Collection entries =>
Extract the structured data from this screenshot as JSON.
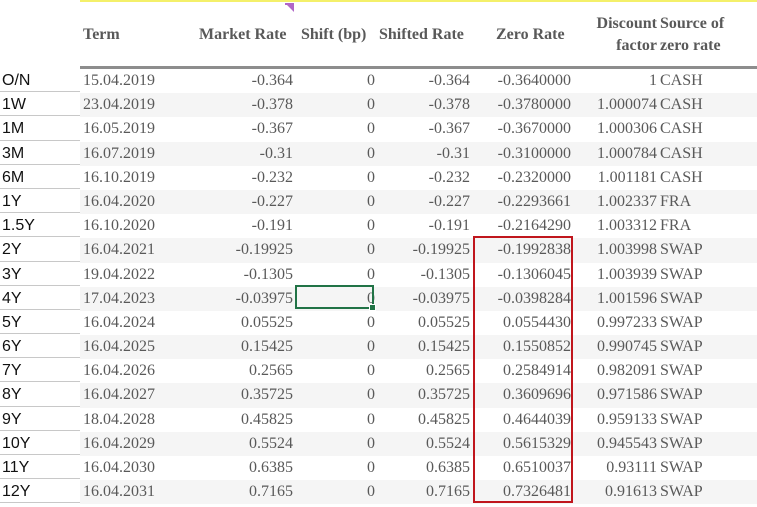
{
  "columns": {
    "term": "Term",
    "market_rate": "Market Rate",
    "shift": "Shift (bp)",
    "shifted_rate": "Shifted Rate",
    "zero_rate": "Zero Rate",
    "discount_factor_line1": "Discount",
    "discount_factor_line2": "factor",
    "source_line1": "Source of",
    "source_line2": "zero rate"
  },
  "rows": [
    {
      "tenor": "O/N",
      "date": "15.04.2019",
      "market_rate": "-0.364",
      "shift": "0",
      "shifted_rate": "-0.364",
      "zero_rate": "-0.3640000",
      "discount_factor": "1",
      "source": "CASH"
    },
    {
      "tenor": "1W",
      "date": "23.04.2019",
      "market_rate": "-0.378",
      "shift": "0",
      "shifted_rate": "-0.378",
      "zero_rate": "-0.3780000",
      "discount_factor": "1.000074",
      "source": "CASH"
    },
    {
      "tenor": "1M",
      "date": "16.05.2019",
      "market_rate": "-0.367",
      "shift": "0",
      "shifted_rate": "-0.367",
      "zero_rate": "-0.3670000",
      "discount_factor": "1.000306",
      "source": "CASH"
    },
    {
      "tenor": "3M",
      "date": "16.07.2019",
      "market_rate": "-0.31",
      "shift": "0",
      "shifted_rate": "-0.31",
      "zero_rate": "-0.3100000",
      "discount_factor": "1.000784",
      "source": "CASH"
    },
    {
      "tenor": "6M",
      "date": "16.10.2019",
      "market_rate": "-0.232",
      "shift": "0",
      "shifted_rate": "-0.232",
      "zero_rate": "-0.2320000",
      "discount_factor": "1.001181",
      "source": "CASH"
    },
    {
      "tenor": "1Y",
      "date": "16.04.2020",
      "market_rate": "-0.227",
      "shift": "0",
      "shifted_rate": "-0.227",
      "zero_rate": "-0.2293661",
      "discount_factor": "1.002337",
      "source": "FRA"
    },
    {
      "tenor": "1.5Y",
      "date": "16.10.2020",
      "market_rate": "-0.191",
      "shift": "0",
      "shifted_rate": "-0.191",
      "zero_rate": "-0.2164290",
      "discount_factor": "1.003312",
      "source": "FRA"
    },
    {
      "tenor": "2Y",
      "date": "16.04.2021",
      "market_rate": "-0.19925",
      "shift": "0",
      "shifted_rate": "-0.19925",
      "zero_rate": "-0.1992838",
      "discount_factor": "1.003998",
      "source": "SWAP"
    },
    {
      "tenor": "3Y",
      "date": "19.04.2022",
      "market_rate": "-0.1305",
      "shift": "0",
      "shifted_rate": "-0.1305",
      "zero_rate": "-0.1306045",
      "discount_factor": "1.003939",
      "source": "SWAP"
    },
    {
      "tenor": "4Y",
      "date": "17.04.2023",
      "market_rate": "-0.03975",
      "shift": "0",
      "shifted_rate": "-0.03975",
      "zero_rate": "-0.0398284",
      "discount_factor": "1.001596",
      "source": "SWAP"
    },
    {
      "tenor": "5Y",
      "date": "16.04.2024",
      "market_rate": "0.05525",
      "shift": "0",
      "shifted_rate": "0.05525",
      "zero_rate": "0.0554430",
      "discount_factor": "0.997233",
      "source": "SWAP"
    },
    {
      "tenor": "6Y",
      "date": "16.04.2025",
      "market_rate": "0.15425",
      "shift": "0",
      "shifted_rate": "0.15425",
      "zero_rate": "0.1550852",
      "discount_factor": "0.990745",
      "source": "SWAP"
    },
    {
      "tenor": "7Y",
      "date": "16.04.2026",
      "market_rate": "0.2565",
      "shift": "0",
      "shifted_rate": "0.2565",
      "zero_rate": "0.2584914",
      "discount_factor": "0.982091",
      "source": "SWAP"
    },
    {
      "tenor": "8Y",
      "date": "16.04.2027",
      "market_rate": "0.35725",
      "shift": "0",
      "shifted_rate": "0.35725",
      "zero_rate": "0.3609696",
      "discount_factor": "0.971586",
      "source": "SWAP"
    },
    {
      "tenor": "9Y",
      "date": "18.04.2028",
      "market_rate": "0.45825",
      "shift": "0",
      "shifted_rate": "0.45825",
      "zero_rate": "0.4644039",
      "discount_factor": "0.959133",
      "source": "SWAP"
    },
    {
      "tenor": "10Y",
      "date": "16.04.2029",
      "market_rate": "0.5524",
      "shift": "0",
      "shifted_rate": "0.5524",
      "zero_rate": "0.5615329",
      "discount_factor": "0.945543",
      "source": "SWAP"
    },
    {
      "tenor": "11Y",
      "date": "16.04.2030",
      "market_rate": "0.6385",
      "shift": "0",
      "shifted_rate": "0.6385",
      "zero_rate": "0.6510037",
      "discount_factor": "0.93111",
      "source": "SWAP"
    },
    {
      "tenor": "12Y",
      "date": "16.04.2031",
      "market_rate": "0.7165",
      "shift": "0",
      "shifted_rate": "0.7165",
      "zero_rate": "0.7326481",
      "discount_factor": "0.91613",
      "source": "SWAP"
    }
  ],
  "selection": {
    "row": "4Y",
    "column": "Shift (bp)",
    "value": "0"
  },
  "highlight": {
    "column": "Zero Rate",
    "from_row": "2Y",
    "to_row": "12Y",
    "color": "#c0161d"
  },
  "colors": {
    "selection_border": "#217346",
    "header_text": "#595959",
    "comment_marker": "#b066c8"
  }
}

Your goal => Repeat the data in full and exactly. Omit pictures.

Problem solution =>
Extract the structured data from this screenshot as JSON.
{
  "columns": {
    "term": "Term",
    "market_rate": "Market Rate",
    "shift": "Shift (bp)",
    "shifted_rate": "Shifted Rate",
    "zero_rate": "Zero Rate",
    "discount_factor_line1": "Discount",
    "discount_factor_line2": "factor",
    "source_line1": "Source of",
    "source_line2": "zero rate"
  },
  "rows": [
    {
      "tenor": "O/N",
      "date": "15.04.2019",
      "market_rate": "-0.364",
      "shift": "0",
      "shifted_rate": "-0.364",
      "zero_rate": "-0.3640000",
      "discount_factor": "1",
      "source": "CASH"
    },
    {
      "tenor": "1W",
      "date": "23.04.2019",
      "market_rate": "-0.378",
      "shift": "0",
      "shifted_rate": "-0.378",
      "zero_rate": "-0.3780000",
      "discount_factor": "1.000074",
      "source": "CASH"
    },
    {
      "tenor": "1M",
      "date": "16.05.2019",
      "market_rate": "-0.367",
      "shift": "0",
      "shifted_rate": "-0.367",
      "zero_rate": "-0.3670000",
      "discount_factor": "1.000306",
      "source": "CASH"
    },
    {
      "tenor": "3M",
      "date": "16.07.2019",
      "market_rate": "-0.31",
      "shift": "0",
      "shifted_rate": "-0.31",
      "zero_rate": "-0.3100000",
      "discount_factor": "1.000784",
      "source": "CASH"
    },
    {
      "tenor": "6M",
      "date": "16.10.2019",
      "market_rate": "-0.232",
      "shift": "0",
      "shifted_rate": "-0.232",
      "zero_rate": "-0.2320000",
      "discount_factor": "1.001181",
      "source": "CASH"
    },
    {
      "tenor": "1Y",
      "date": "16.04.2020",
      "market_rate": "-0.227",
      "shift": "0",
      "shifted_rate": "-0.227",
      "zero_rate": "-0.2293661",
      "discount_factor": "1.002337",
      "source": "FRA"
    },
    {
      "tenor": "1.5Y",
      "date": "16.10.2020",
      "market_rate": "-0.191",
      "shift": "0",
      "shifted_rate": "-0.191",
      "zero_rate": "-0.2164290",
      "discount_factor": "1.003312",
      "source": "FRA"
    },
    {
      "tenor": "2Y",
      "date": "16.04.2021",
      "market_rate": "-0.19925",
      "shift": "0",
      "shifted_rate": "-0.19925",
      "zero_rate": "-0.1992838",
      "discount_factor": "1.003998",
      "source": "SWAP"
    },
    {
      "tenor": "3Y",
      "date": "19.04.2022",
      "market_rate": "-0.1305",
      "shift": "0",
      "shifted_rate": "-0.1305",
      "zero_rate": "-0.1306045",
      "discount_factor": "1.003939",
      "source": "SWAP"
    },
    {
      "tenor": "4Y",
      "date": "17.04.2023",
      "market_rate": "-0.03975",
      "shift": "0",
      "shifted_rate": "-0.03975",
      "zero_rate": "-0.0398284",
      "discount_factor": "1.001596",
      "source": "SWAP"
    },
    {
      "tenor": "5Y",
      "date": "16.04.2024",
      "market_rate": "0.05525",
      "shift": "0",
      "shifted_rate": "0.05525",
      "zero_rate": "0.0554430",
      "discount_factor": "0.997233",
      "source": "SWAP"
    },
    {
      "tenor": "6Y",
      "date": "16.04.2025",
      "market_rate": "0.15425",
      "shift": "0",
      "shifted_rate": "0.15425",
      "zero_rate": "0.1550852",
      "discount_factor": "0.990745",
      "source": "SWAP"
    },
    {
      "tenor": "7Y",
      "date": "16.04.2026",
      "market_rate": "0.2565",
      "shift": "0",
      "shifted_rate": "0.2565",
      "zero_rate": "0.2584914",
      "discount_factor": "0.982091",
      "source": "SWAP"
    },
    {
      "tenor": "8Y",
      "date": "16.04.2027",
      "market_rate": "0.35725",
      "shift": "0",
      "shifted_rate": "0.35725",
      "zero_rate": "0.3609696",
      "discount_factor": "0.971586",
      "source": "SWAP"
    },
    {
      "tenor": "9Y",
      "date": "18.04.2028",
      "market_rate": "0.45825",
      "shift": "0",
      "shifted_rate": "0.45825",
      "zero_rate": "0.4644039",
      "discount_factor": "0.959133",
      "source": "SWAP"
    },
    {
      "tenor": "10Y",
      "date": "16.04.2029",
      "market_rate": "0.5524",
      "shift": "0",
      "shifted_rate": "0.5524",
      "zero_rate": "0.5615329",
      "discount_factor": "0.945543",
      "source": "SWAP"
    },
    {
      "tenor": "11Y",
      "date": "16.04.2030",
      "market_rate": "0.6385",
      "shift": "0",
      "shifted_rate": "0.6385",
      "zero_rate": "0.6510037",
      "discount_factor": "0.93111",
      "source": "SWAP"
    },
    {
      "tenor": "12Y",
      "date": "16.04.2031",
      "market_rate": "0.7165",
      "shift": "0",
      "shifted_rate": "0.7165",
      "zero_rate": "0.7326481",
      "discount_factor": "0.91613",
      "source": "SWAP"
    }
  ],
  "selection": {
    "row": "4Y",
    "column": "Shift (bp)",
    "value": "0"
  },
  "highlight": {
    "column": "Zero Rate",
    "from_row": "2Y",
    "to_row": "12Y",
    "color": "#c0161d"
  },
  "colors": {
    "selection_border": "#217346",
    "header_text": "#595959",
    "comment_marker": "#b066c8"
  }
}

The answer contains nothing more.